ENTRIES PROVIDED -
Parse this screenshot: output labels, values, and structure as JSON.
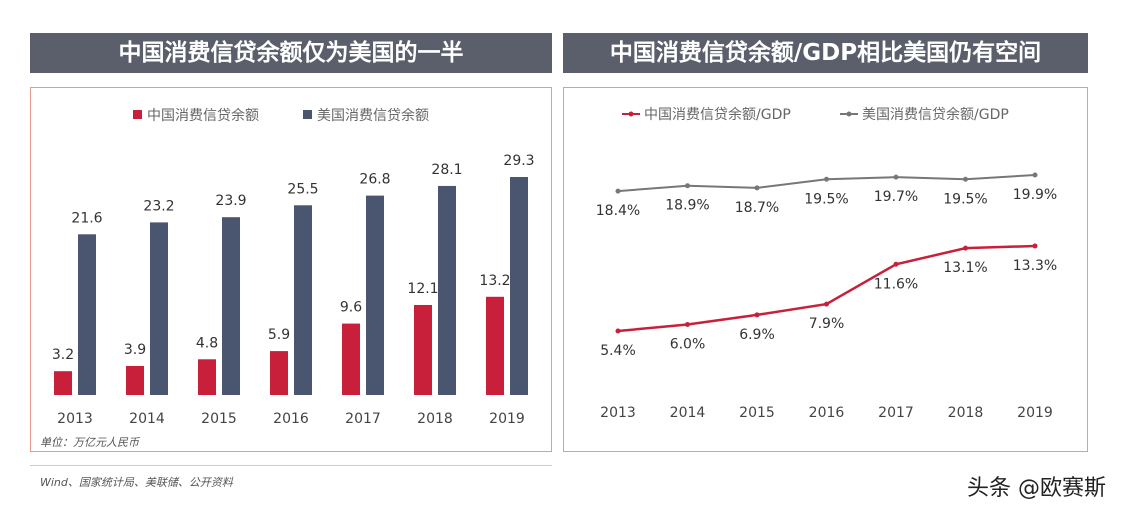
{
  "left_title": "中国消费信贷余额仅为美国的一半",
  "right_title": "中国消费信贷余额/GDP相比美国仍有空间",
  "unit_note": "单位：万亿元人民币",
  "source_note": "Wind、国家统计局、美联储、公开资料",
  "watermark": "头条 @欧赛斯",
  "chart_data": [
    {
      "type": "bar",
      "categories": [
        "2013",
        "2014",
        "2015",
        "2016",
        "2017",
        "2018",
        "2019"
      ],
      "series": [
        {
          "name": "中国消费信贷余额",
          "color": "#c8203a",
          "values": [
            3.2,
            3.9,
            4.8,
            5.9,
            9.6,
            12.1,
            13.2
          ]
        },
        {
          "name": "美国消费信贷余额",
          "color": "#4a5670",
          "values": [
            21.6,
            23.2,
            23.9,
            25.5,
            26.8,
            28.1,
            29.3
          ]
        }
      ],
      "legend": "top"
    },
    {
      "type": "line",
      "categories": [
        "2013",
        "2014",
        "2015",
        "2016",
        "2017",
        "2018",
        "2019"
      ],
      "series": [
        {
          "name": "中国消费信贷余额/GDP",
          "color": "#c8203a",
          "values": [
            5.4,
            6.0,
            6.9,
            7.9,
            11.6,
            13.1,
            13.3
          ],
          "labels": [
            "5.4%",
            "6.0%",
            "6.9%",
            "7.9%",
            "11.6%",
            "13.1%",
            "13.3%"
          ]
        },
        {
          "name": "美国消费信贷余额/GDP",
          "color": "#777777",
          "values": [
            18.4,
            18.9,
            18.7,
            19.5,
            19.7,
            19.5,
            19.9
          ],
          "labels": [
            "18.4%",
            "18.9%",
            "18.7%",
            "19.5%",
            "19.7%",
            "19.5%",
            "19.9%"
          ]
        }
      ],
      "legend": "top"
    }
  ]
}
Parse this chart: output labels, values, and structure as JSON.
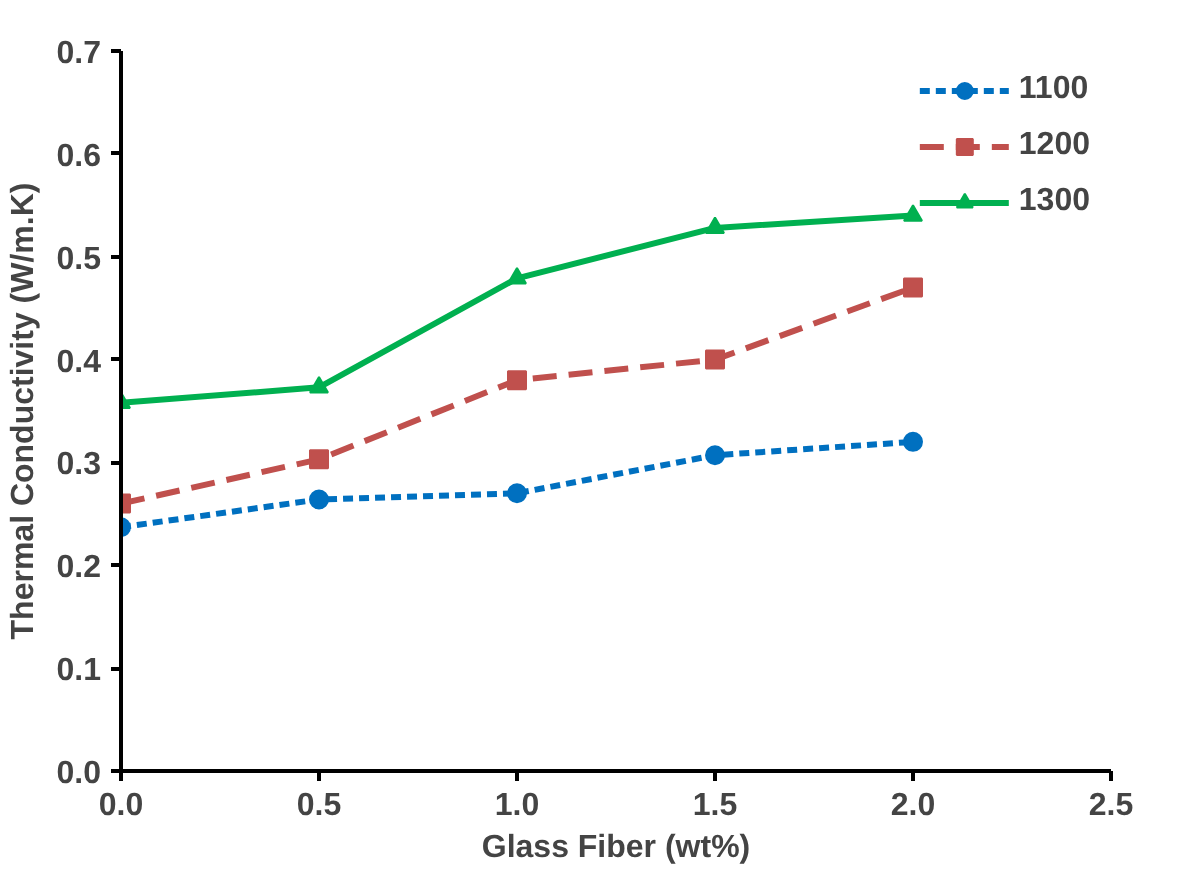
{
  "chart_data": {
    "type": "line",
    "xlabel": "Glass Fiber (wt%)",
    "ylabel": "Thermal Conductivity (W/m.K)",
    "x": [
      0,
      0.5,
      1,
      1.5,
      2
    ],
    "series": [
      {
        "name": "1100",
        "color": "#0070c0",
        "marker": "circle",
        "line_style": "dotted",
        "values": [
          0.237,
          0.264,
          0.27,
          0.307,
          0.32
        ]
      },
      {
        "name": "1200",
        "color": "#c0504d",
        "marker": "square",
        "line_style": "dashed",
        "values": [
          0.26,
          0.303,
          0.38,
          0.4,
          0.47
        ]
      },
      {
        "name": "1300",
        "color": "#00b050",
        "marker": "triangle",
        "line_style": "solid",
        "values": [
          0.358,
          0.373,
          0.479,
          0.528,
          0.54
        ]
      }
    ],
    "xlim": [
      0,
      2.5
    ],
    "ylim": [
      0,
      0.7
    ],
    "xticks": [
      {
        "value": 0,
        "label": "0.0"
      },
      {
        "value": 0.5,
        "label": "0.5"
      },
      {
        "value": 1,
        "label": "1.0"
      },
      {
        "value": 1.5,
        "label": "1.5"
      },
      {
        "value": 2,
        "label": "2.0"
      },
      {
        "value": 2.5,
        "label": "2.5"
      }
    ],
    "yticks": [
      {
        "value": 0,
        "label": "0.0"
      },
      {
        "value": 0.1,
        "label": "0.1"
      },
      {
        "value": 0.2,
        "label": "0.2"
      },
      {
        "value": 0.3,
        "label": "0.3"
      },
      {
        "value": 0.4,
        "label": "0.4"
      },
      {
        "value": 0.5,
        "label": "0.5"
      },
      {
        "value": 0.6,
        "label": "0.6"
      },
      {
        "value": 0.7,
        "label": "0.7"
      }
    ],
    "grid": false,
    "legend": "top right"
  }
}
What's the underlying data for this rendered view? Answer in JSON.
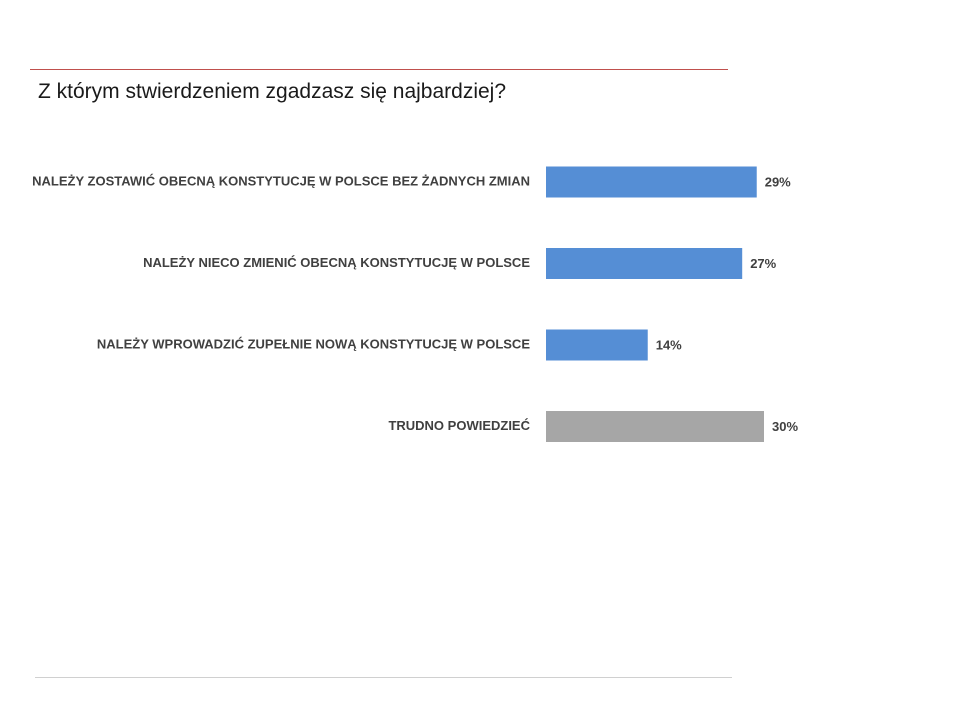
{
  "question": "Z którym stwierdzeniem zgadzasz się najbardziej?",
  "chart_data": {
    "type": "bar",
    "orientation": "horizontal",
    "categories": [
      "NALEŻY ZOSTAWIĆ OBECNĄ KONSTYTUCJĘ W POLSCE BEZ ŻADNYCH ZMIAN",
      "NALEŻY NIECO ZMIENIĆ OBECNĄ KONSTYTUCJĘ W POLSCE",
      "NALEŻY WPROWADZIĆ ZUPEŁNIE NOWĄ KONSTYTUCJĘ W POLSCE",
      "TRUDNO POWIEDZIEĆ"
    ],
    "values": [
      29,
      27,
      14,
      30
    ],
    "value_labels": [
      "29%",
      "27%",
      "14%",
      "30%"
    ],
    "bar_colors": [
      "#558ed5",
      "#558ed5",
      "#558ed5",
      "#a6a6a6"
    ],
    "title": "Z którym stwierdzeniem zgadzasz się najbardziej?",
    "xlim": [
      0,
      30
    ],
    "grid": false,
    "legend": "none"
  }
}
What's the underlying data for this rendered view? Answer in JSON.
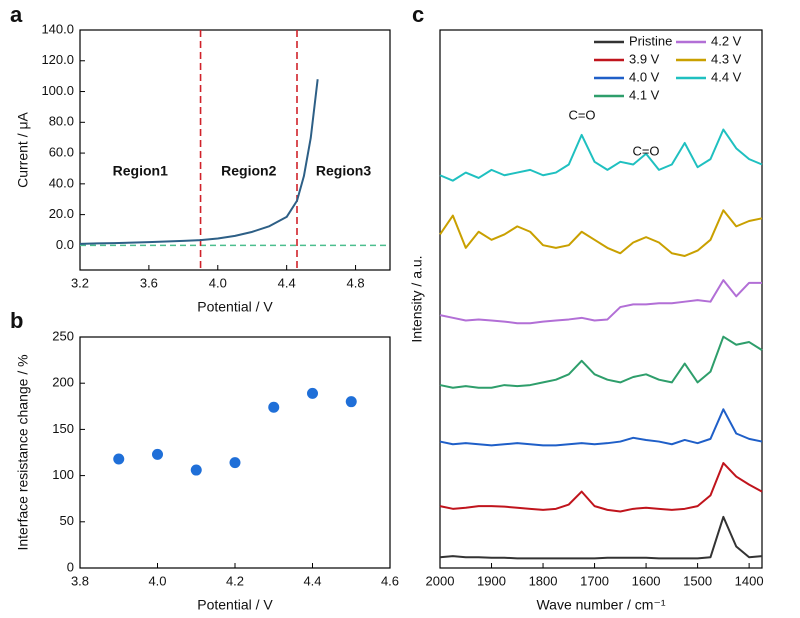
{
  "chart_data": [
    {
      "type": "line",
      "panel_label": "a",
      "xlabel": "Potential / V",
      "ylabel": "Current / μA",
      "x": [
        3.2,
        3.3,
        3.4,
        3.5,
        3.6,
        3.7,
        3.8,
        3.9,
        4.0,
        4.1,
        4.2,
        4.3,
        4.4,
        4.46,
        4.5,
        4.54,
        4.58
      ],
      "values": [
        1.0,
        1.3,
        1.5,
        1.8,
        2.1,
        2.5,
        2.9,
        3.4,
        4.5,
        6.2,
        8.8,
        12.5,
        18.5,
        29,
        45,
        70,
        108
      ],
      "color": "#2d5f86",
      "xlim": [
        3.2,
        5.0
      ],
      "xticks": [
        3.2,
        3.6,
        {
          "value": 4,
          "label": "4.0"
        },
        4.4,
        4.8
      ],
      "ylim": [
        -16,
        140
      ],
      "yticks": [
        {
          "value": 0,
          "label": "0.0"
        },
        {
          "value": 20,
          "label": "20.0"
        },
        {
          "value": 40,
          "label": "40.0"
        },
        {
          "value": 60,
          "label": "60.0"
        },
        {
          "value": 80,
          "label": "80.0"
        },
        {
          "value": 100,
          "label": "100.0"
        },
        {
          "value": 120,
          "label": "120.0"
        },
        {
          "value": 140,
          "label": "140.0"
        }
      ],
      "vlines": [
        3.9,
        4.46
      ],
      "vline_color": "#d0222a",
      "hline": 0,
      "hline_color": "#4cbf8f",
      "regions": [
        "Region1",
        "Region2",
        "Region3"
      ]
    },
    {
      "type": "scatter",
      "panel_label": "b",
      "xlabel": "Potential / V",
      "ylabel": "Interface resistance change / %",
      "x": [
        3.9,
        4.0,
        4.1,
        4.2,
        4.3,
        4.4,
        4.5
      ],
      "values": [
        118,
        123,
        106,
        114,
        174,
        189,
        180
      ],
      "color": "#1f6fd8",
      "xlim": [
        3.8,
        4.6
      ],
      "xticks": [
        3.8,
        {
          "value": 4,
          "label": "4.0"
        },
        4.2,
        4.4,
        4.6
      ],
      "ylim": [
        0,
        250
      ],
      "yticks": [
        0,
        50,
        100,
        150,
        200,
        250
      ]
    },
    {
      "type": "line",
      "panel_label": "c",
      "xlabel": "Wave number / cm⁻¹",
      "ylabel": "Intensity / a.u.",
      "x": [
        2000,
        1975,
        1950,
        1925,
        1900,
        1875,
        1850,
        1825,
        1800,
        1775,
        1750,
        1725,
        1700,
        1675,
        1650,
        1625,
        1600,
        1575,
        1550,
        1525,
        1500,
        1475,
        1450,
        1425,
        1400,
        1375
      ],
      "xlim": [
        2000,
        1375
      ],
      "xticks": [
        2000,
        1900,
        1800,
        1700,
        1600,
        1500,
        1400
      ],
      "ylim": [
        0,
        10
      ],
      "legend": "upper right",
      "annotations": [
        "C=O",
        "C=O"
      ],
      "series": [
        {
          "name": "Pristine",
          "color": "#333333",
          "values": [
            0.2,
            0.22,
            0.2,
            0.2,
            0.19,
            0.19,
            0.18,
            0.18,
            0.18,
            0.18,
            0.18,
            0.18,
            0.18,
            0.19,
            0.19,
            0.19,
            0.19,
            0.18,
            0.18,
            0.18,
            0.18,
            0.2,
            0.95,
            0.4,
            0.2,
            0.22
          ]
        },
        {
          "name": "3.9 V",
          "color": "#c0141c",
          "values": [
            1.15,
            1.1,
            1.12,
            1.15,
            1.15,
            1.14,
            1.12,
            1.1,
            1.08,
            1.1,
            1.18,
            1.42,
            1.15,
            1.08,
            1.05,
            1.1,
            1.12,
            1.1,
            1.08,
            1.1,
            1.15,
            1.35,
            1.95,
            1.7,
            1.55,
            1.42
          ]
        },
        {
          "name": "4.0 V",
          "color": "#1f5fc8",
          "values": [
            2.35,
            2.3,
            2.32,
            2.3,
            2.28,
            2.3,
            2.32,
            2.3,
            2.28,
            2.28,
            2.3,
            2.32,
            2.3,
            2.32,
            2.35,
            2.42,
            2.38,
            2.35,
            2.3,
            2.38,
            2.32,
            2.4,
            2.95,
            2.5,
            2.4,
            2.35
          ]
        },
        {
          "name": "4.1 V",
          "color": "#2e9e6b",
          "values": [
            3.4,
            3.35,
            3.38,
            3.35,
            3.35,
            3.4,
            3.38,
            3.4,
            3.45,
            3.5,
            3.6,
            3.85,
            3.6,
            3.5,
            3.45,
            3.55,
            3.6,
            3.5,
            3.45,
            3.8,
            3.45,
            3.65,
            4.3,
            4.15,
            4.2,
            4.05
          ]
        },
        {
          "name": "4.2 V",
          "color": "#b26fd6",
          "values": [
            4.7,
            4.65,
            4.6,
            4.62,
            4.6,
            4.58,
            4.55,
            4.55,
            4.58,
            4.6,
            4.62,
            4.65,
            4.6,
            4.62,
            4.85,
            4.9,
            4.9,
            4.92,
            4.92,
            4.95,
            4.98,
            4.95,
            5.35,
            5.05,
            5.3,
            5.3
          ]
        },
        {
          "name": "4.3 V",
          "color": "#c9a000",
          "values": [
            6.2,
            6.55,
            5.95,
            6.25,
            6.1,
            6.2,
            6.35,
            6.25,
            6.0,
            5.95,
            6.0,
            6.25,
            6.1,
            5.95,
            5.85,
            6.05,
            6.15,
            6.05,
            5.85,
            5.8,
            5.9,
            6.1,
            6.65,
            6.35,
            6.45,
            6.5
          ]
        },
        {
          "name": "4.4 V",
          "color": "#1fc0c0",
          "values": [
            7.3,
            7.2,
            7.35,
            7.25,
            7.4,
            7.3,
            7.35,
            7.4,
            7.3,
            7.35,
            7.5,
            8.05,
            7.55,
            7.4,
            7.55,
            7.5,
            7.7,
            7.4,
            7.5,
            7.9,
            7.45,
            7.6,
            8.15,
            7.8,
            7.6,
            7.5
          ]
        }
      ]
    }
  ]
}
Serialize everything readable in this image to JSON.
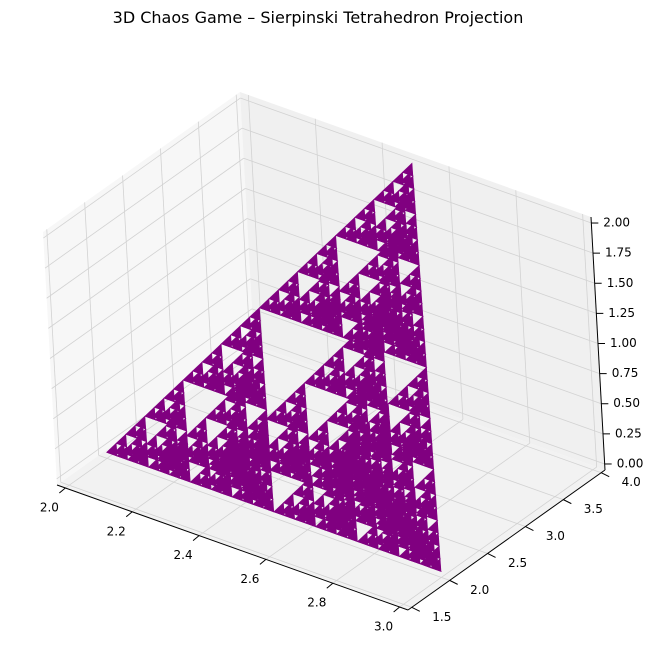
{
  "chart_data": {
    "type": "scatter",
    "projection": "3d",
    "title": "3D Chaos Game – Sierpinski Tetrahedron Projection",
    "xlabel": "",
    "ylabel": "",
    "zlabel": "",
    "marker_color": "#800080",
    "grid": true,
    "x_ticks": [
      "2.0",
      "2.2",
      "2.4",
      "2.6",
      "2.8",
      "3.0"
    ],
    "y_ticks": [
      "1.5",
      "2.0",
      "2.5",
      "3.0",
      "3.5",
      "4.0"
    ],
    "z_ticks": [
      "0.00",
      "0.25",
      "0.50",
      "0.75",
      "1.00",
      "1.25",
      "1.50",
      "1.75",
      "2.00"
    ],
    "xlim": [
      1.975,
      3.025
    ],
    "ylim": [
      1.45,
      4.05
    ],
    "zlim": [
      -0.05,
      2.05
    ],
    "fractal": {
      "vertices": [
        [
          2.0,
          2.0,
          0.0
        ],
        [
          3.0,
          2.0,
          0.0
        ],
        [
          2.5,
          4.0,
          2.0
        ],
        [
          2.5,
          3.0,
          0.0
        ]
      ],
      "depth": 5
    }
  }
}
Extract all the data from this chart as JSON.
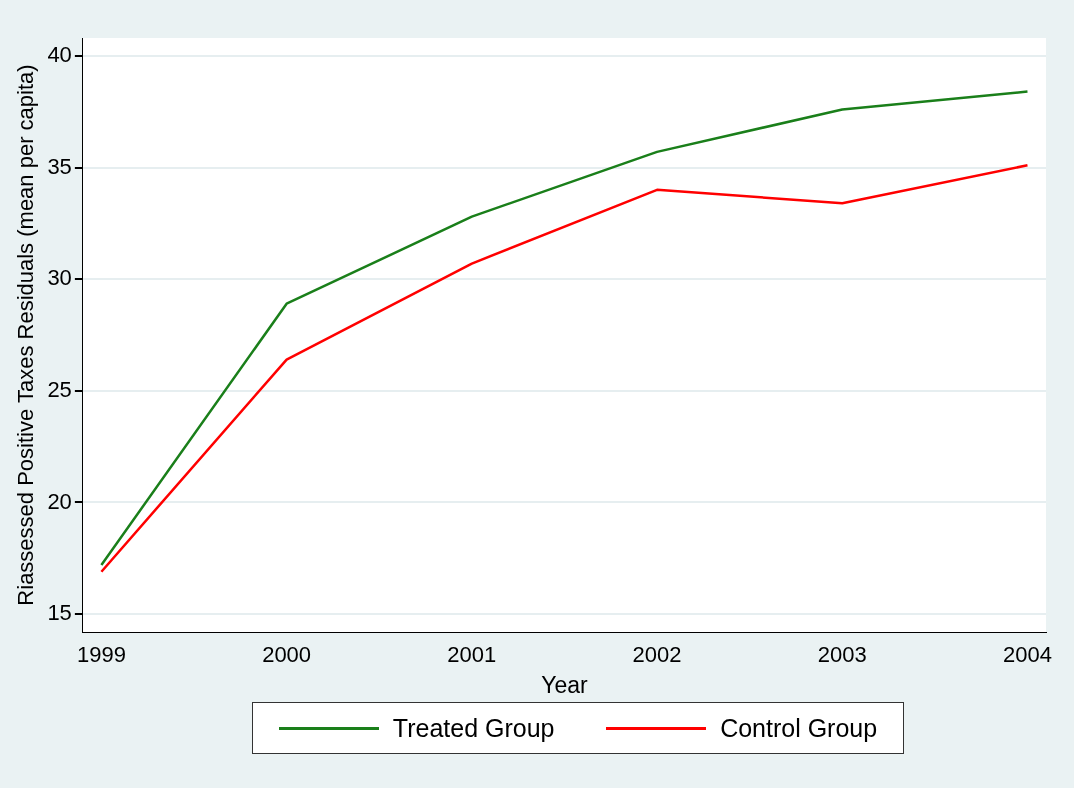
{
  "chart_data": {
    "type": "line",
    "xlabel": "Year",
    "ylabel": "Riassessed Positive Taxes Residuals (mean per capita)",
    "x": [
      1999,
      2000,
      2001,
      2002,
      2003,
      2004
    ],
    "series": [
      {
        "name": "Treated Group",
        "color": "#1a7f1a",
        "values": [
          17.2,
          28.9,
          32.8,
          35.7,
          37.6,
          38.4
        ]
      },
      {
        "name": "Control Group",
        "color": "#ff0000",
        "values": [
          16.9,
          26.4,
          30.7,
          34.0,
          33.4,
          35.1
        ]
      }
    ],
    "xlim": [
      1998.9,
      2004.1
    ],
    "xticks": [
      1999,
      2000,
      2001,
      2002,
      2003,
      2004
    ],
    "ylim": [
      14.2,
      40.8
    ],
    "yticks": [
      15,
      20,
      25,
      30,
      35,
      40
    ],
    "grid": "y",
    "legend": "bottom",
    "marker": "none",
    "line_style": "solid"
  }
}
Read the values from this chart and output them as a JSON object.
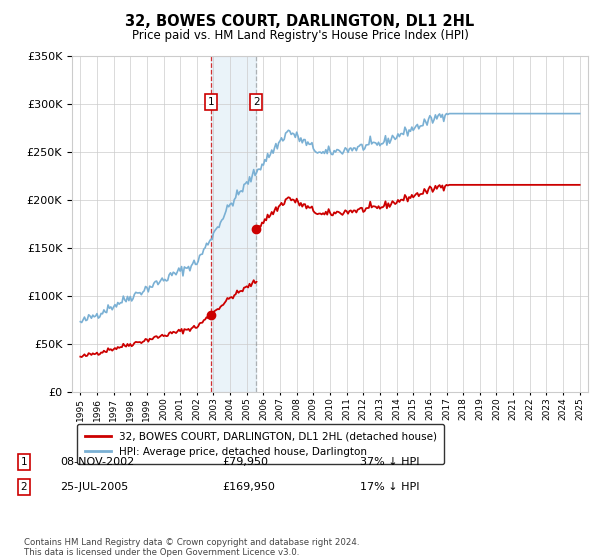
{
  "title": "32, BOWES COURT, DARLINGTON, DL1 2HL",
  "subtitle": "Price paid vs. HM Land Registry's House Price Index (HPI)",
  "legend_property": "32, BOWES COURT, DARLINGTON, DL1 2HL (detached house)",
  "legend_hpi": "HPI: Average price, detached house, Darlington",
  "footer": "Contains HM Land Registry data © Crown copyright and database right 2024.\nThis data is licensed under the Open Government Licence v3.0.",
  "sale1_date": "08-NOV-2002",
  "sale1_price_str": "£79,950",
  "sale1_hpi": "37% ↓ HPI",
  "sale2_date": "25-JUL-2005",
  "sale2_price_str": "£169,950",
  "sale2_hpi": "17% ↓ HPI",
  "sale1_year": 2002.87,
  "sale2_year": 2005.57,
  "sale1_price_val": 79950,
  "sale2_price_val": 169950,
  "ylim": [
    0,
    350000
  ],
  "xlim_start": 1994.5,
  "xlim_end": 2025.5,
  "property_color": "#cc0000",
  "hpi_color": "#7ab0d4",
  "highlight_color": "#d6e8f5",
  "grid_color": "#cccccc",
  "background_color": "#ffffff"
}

PROBLEM DESCRIPTION - Identify each line holding the string "detached", and copy it out.

FINAL ANSWER -
  "legend_property": "32, BOWES COURT, DARLINGTON, DL1 2HL (detached house)",
  "legend_hpi": "HPI: Average price, detached house, Darlington",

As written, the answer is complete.